> [TEXTE DE LECTURE]:
══════════
Pendant des années, Mademoiselle C est venue dans ma classe, en bénévole. Au cours d’une visite, elle nous a aidés, mes élèves et moi, à planter des pommes de terre dans le potager de notre école. Une autre fois, elle nous a accompagnés lors d’un lâcher de papillons que nous avions élevés. Elle aidait régulièrement mes élèves à lire et à écrire leurs histoires. Je me sentais chanceuse d’apprendre le métier d’enseignante auprès d’elle. J’attendais avec impatience nos conversations en tant que collègues et amies.
Nous partagions également nos hauts et nos bas. Elle était présente à ma remise de diplôme d’études supérieures. Elle m’a conseillée lorsque mon père a été placé en maison de retraite. Elle m’a laissée pleurer sur son épaule lorsqu’on a diagnostiqué un cancer à ma mère. Et à mon tour, j’ai été là pour elle quand son mari est mort et quand sa sœur a déménagé à l’autre bout du pays. Je l’ai encouragée à partir en voyage à Cuba avec sa chorale et lui ai même prêté ma valise. Elle me demandait des nouvelles de ma famille et de mes amis, et je lui en demandais des siens.
══════════
> [DONNÉES RÉPERTORIÉES]:

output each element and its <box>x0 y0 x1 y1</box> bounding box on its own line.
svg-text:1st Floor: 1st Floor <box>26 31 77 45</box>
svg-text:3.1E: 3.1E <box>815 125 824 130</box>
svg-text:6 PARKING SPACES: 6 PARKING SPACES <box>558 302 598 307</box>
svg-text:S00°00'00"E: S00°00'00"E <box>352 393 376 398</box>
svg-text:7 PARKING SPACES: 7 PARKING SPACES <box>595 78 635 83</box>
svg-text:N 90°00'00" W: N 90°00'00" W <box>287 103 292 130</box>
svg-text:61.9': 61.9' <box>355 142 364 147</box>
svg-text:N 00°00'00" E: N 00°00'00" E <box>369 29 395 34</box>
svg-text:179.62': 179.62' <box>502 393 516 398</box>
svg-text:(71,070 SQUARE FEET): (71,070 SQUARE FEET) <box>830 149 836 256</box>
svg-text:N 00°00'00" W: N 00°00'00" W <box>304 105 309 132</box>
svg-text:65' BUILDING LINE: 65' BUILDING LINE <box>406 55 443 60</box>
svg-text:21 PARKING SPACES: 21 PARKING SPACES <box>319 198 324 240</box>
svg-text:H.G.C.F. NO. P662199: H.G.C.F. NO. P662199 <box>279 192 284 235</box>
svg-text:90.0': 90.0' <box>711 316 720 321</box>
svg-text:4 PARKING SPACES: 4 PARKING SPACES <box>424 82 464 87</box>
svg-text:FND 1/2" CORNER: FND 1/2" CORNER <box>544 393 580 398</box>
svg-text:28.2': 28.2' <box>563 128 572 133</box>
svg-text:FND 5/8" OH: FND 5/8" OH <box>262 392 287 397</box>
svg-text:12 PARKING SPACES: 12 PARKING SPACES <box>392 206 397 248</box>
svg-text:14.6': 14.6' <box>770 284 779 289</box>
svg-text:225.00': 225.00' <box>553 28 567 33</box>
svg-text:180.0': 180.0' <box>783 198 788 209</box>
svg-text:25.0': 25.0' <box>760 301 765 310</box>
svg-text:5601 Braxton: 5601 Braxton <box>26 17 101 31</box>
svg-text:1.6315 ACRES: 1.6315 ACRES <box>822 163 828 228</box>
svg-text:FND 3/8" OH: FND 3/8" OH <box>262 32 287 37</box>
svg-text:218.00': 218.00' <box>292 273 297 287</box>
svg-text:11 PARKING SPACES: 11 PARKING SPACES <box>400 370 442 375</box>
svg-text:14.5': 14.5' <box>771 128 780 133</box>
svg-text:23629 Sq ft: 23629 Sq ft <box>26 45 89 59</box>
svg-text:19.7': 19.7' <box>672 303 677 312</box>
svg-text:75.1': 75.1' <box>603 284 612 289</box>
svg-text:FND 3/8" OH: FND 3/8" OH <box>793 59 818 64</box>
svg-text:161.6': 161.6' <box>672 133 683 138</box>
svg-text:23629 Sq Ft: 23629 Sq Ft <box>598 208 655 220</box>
══════════
> [TÂCHE À RÉALISER]: D'après le texte de lecture, avec qui Mademoiselle C est-elle partie en voyage à Cuba ?

> [PROBLÈME RÉSOLU]: Avec sa chorale.